Excerpts from a figure dataset:

>> START

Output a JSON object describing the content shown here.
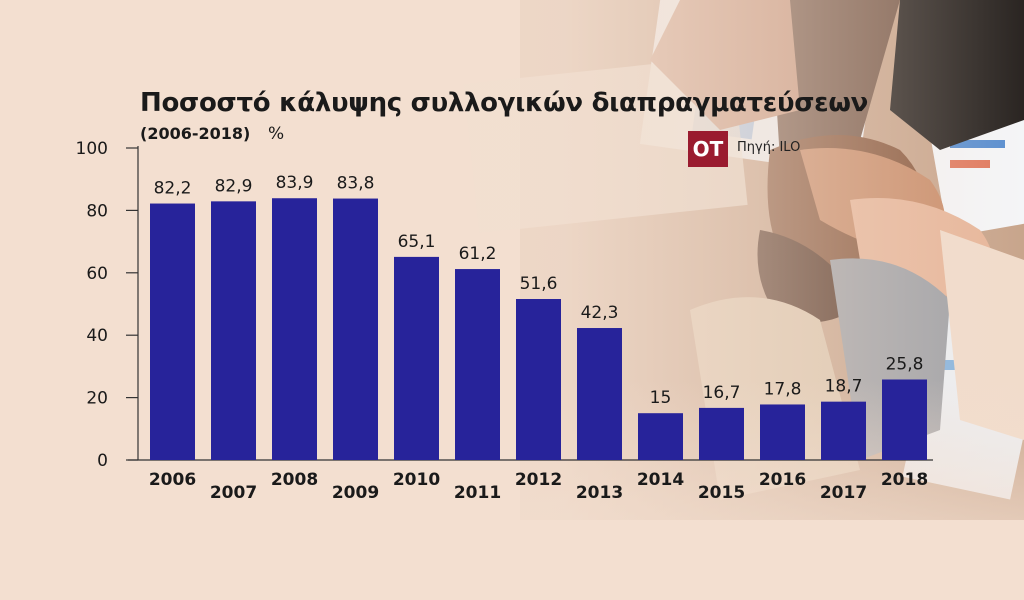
{
  "header": {
    "title": "Ποσοστό κάλυψης συλλογικών διαπραγματεύσεων",
    "subtitle": "(2006-2018)",
    "unit": "%"
  },
  "brand": {
    "logo_text": "ΟΤ",
    "source": "Πηγή: ILO"
  },
  "colors": {
    "bar": "#27239a",
    "axis": "#333333",
    "brand": "#9a1b2f"
  },
  "chart_data": {
    "type": "bar",
    "title": "Ποσοστό κάλυψης συλλογικών διαπραγματεύσεων",
    "subtitle": "(2006-2018)",
    "ylabel": "%",
    "xlabel": "",
    "categories": [
      "2006",
      "2007",
      "2008",
      "2009",
      "2010",
      "2011",
      "2012",
      "2013",
      "2014",
      "2015",
      "2016",
      "2017",
      "2018"
    ],
    "values": [
      82.2,
      82.9,
      83.9,
      83.8,
      65.1,
      61.2,
      51.6,
      42.3,
      15,
      16.7,
      17.8,
      18.7,
      25.8
    ],
    "value_labels": [
      "82,2",
      "82,9",
      "83,9",
      "83,8",
      "65,1",
      "61,2",
      "51,6",
      "42,3",
      "15",
      "16,7",
      "17,8",
      "18,7",
      "25,8"
    ],
    "ylim": [
      0,
      100
    ],
    "yticks": [
      "0",
      "20",
      "40",
      "60",
      "80",
      "100"
    ],
    "grid": false,
    "legend": "none"
  }
}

>> END

## [Task to carry out]
The data above should be repeated exactly, minus any pictures.

## [Solution below]
Output a JSON object describing the content shown here.
{
  "header": {
    "title": "Ποσοστό κάλυψης συλλογικών διαπραγματεύσεων",
    "subtitle": "(2006-2018)",
    "unit": "%"
  },
  "brand": {
    "logo_text": "ΟΤ",
    "source": "Πηγή: ILO"
  },
  "colors": {
    "bar": "#27239a",
    "axis": "#333333",
    "brand": "#9a1b2f"
  },
  "chart_data": {
    "type": "bar",
    "title": "Ποσοστό κάλυψης συλλογικών διαπραγματεύσεων",
    "subtitle": "(2006-2018)",
    "ylabel": "%",
    "xlabel": "",
    "categories": [
      "2006",
      "2007",
      "2008",
      "2009",
      "2010",
      "2011",
      "2012",
      "2013",
      "2014",
      "2015",
      "2016",
      "2017",
      "2018"
    ],
    "values": [
      82.2,
      82.9,
      83.9,
      83.8,
      65.1,
      61.2,
      51.6,
      42.3,
      15,
      16.7,
      17.8,
      18.7,
      25.8
    ],
    "value_labels": [
      "82,2",
      "82,9",
      "83,9",
      "83,8",
      "65,1",
      "61,2",
      "51,6",
      "42,3",
      "15",
      "16,7",
      "17,8",
      "18,7",
      "25,8"
    ],
    "ylim": [
      0,
      100
    ],
    "yticks": [
      "0",
      "20",
      "40",
      "60",
      "80",
      "100"
    ],
    "grid": false,
    "legend": "none"
  }
}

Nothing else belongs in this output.